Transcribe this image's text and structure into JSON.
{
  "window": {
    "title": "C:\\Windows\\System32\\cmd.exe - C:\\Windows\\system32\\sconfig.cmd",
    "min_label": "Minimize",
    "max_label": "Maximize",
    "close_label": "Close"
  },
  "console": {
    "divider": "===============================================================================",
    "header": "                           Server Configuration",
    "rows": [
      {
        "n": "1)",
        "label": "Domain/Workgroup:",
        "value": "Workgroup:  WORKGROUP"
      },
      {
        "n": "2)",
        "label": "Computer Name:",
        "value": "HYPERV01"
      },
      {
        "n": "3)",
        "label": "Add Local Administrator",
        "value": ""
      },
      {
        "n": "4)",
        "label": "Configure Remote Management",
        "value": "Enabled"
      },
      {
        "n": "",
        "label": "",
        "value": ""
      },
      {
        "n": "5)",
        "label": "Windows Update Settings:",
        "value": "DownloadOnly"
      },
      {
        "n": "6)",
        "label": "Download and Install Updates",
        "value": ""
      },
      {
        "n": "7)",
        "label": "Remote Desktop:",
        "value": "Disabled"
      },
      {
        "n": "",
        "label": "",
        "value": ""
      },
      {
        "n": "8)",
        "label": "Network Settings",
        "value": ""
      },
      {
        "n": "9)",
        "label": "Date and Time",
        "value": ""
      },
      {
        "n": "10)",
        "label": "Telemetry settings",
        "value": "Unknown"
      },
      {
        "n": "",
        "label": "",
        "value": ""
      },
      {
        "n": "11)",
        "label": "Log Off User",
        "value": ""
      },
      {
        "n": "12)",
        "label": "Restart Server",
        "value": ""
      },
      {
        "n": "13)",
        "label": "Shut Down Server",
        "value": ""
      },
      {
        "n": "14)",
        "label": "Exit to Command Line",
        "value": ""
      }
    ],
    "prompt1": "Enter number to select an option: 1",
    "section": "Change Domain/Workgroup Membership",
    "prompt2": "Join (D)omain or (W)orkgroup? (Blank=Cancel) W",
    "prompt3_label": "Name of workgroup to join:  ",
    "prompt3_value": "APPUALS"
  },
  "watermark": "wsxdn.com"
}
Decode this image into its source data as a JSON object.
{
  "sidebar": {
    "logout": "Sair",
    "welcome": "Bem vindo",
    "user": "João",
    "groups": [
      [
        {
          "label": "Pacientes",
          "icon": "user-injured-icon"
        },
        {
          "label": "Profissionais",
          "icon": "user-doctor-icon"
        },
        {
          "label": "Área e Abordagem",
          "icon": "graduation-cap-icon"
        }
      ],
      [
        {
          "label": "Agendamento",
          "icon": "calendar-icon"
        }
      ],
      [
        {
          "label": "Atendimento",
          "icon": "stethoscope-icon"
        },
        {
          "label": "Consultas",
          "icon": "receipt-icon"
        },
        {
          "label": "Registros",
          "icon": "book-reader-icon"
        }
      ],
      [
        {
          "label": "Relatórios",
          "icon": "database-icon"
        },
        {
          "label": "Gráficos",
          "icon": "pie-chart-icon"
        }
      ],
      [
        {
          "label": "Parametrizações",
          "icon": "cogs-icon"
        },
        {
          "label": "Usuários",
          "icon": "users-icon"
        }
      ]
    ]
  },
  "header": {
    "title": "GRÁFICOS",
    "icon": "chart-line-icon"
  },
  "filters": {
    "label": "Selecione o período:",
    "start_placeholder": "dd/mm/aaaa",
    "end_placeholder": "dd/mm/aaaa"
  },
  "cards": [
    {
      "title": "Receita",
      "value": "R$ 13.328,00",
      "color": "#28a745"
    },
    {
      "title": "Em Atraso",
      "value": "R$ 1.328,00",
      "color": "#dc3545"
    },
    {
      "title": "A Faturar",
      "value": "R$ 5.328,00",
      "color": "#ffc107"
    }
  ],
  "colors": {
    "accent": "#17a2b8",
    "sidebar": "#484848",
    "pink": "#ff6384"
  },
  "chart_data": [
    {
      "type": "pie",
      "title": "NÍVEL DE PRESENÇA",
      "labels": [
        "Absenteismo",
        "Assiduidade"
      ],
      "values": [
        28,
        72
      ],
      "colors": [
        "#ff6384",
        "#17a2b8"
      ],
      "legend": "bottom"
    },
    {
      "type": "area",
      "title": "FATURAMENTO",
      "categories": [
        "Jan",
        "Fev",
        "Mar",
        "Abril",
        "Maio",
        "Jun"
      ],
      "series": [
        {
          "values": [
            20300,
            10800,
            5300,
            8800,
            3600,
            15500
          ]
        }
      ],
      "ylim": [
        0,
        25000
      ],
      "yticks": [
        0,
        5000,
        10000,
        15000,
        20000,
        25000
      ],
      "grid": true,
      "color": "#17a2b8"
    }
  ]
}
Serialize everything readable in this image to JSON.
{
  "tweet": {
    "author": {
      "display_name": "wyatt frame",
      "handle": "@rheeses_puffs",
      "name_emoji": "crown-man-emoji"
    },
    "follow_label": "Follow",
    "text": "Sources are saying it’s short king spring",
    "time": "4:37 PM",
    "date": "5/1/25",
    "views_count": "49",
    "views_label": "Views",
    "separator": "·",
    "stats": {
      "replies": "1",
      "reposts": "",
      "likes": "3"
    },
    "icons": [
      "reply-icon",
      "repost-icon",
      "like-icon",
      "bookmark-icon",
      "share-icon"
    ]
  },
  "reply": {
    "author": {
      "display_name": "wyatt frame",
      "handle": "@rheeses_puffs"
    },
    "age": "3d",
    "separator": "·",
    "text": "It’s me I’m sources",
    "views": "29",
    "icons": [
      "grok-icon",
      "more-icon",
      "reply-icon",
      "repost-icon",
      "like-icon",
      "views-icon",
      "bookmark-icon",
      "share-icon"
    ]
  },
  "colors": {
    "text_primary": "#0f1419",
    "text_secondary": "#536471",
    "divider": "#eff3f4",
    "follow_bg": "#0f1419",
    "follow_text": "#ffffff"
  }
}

> [TASK STATEMENT] Give the listing again, word for word.

> [SOLUTION FOR THIS EXERCISE]
Transcribe this image's text and structure into JSON.
{
  "window": {
    "title": "C:\\Windows\\System32\\cmd.exe - C:\\Windows\\system32\\sconfig.cmd",
    "min_label": "Minimize",
    "max_label": "Maximize",
    "close_label": "Close"
  },
  "console": {
    "divider": "===============================================================================",
    "header": "                           Server Configuration",
    "rows": [
      {
        "n": "1)",
        "label": "Domain/Workgroup:",
        "value": "Workgroup:  WORKGROUP"
      },
      {
        "n": "2)",
        "label": "Computer Name:",
        "value": "HYPERV01"
      },
      {
        "n": "3)",
        "label": "Add Local Administrator",
        "value": ""
      },
      {
        "n": "4)",
        "label": "Configure Remote Management",
        "value": "Enabled"
      },
      {
        "n": "",
        "label": "",
        "value": ""
      },
      {
        "n": "5)",
        "label": "Windows Update Settings:",
        "value": "DownloadOnly"
      },
      {
        "n": "6)",
        "label": "Download and Install Updates",
        "value": ""
      },
      {
        "n": "7)",
        "label": "Remote Desktop:",
        "value": "Disabled"
      },
      {
        "n": "",
        "label": "",
        "value": ""
      },
      {
        "n": "8)",
        "label": "Network Settings",
        "value": ""
      },
      {
        "n": "9)",
        "label": "Date and Time",
        "value": ""
      },
      {
        "n": "10)",
        "label": "Telemetry settings",
        "value": "Unknown"
      },
      {
        "n": "",
        "label": "",
        "value": ""
      },
      {
        "n": "11)",
        "label": "Log Off User",
        "value": ""
      },
      {
        "n": "12)",
        "label": "Restart Server",
        "value": ""
      },
      {
        "n": "13)",
        "label": "Shut Down Server",
        "value": ""
      },
      {
        "n": "14)",
        "label": "Exit to Command Line",
        "value": ""
      }
    ],
    "prompt1": "Enter number to select an option: 1",
    "section": "Change Domain/Workgroup Membership",
    "prompt2": "Join (D)omain or (W)orkgroup? (Blank=Cancel) W",
    "prompt3_label": "Name of workgroup to join:  ",
    "prompt3_value": "APPUALS"
  },
  "watermark": "wsxdn.com"
}
Decode this image into its source data as a JSON object.
{
  "sidebar": {
    "logout": "Sair",
    "welcome": "Bem vindo",
    "user": "João",
    "groups": [
      [
        {
          "label": "Pacientes",
          "icon": "user-injured-icon"
        },
        {
          "label": "Profissionais",
          "icon": "user-doctor-icon"
        },
        {
          "label": "Área e Abordagem",
          "icon": "graduation-cap-icon"
        }
      ],
      [
        {
          "label": "Agendamento",
          "icon": "calendar-icon"
        }
      ],
      [
        {
          "label": "Atendimento",
          "icon": "stethoscope-icon"
        },
        {
          "label": "Consultas",
          "icon": "receipt-icon"
        },
        {
          "label": "Registros",
          "icon": "book-reader-icon"
        }
      ],
      [
        {
          "label": "Relatórios",
          "icon": "database-icon"
        },
        {
          "label": "Gráficos",
          "icon": "pie-chart-icon"
        }
      ],
      [
        {
          "label": "Parametrizações",
          "icon": "cogs-icon"
        },
        {
          "label": "Usuários",
          "icon": "users-icon"
        }
      ]
    ]
  },
  "header": {
    "title": "GRÁFICOS",
    "icon": "chart-line-icon"
  },
  "filters": {
    "label": "Selecione o período:",
    "start_placeholder": "dd/mm/aaaa",
    "end_placeholder": "dd/mm/aaaa"
  },
  "cards": [
    {
      "title": "Receita",
      "value": "R$ 13.328,00",
      "color": "#28a745"
    },
    {
      "title": "Em Atraso",
      "value": "R$ 1.328,00",
      "color": "#dc3545"
    },
    {
      "title": "A Faturar",
      "value": "R$ 5.328,00",
      "color": "#ffc107"
    }
  ],
  "colors": {
    "accent": "#17a2b8",
    "sidebar": "#484848",
    "pink": "#ff6384"
  },
  "chart_data": [
    {
      "type": "pie",
      "title": "NÍVEL DE PRESENÇA",
      "labels": [
        "Absenteismo",
        "Assiduidade"
      ],
      "values": [
        28,
        72
      ],
      "colors": [
        "#ff6384",
        "#17a2b8"
      ],
      "legend": "bottom"
    },
    {
      "type": "area",
      "title": "FATURAMENTO",
      "categories": [
        "Jan",
        "Fev",
        "Mar",
        "Abril",
        "Maio",
        "Jun"
      ],
      "series": [
        {
          "values": [
            20300,
            10800,
            5300,
            8800,
            3600,
            15500
          ]
        }
      ],
      "ylim": [
        0,
        25000
      ],
      "yticks": [
        0,
        5000,
        10000,
        15000,
        20000,
        25000
      ],
      "grid": true,
      "color": "#17a2b8"
    }
  ]
}
Serialize everything readable in this image to JSON.
{
  "tweet": {
    "author": {
      "display_name": "wyatt frame",
      "handle": "@rheeses_puffs",
      "name_emoji": "crown-man-emoji"
    },
    "follow_label": "Follow",
    "text": "Sources are saying it’s short king spring",
    "time": "4:37 PM",
    "date": "5/1/25",
    "views_count": "49",
    "views_label": "Views",
    "separator": "·",
    "stats": {
      "replies": "1",
      "reposts": "",
      "likes": "3"
    },
    "icons": [
      "reply-icon",
      "repost-icon",
      "like-icon",
      "bookmark-icon",
      "share-icon"
    ]
  },
  "reply": {
    "author": {
      "display_name": "wyatt frame",
      "handle": "@rheeses_puffs"
    },
    "age": "3d",
    "separator": "·",
    "text": "It’s me I’m sources",
    "views": "29",
    "icons": [
      "grok-icon",
      "more-icon",
      "reply-icon",
      "repost-icon",
      "like-icon",
      "views-icon",
      "bookmark-icon",
      "share-icon"
    ]
  },
  "colors": {
    "text_primary": "#0f1419",
    "text_secondary": "#536471",
    "divider": "#eff3f4",
    "follow_bg": "#0f1419",
    "follow_text": "#ffffff"
  }
}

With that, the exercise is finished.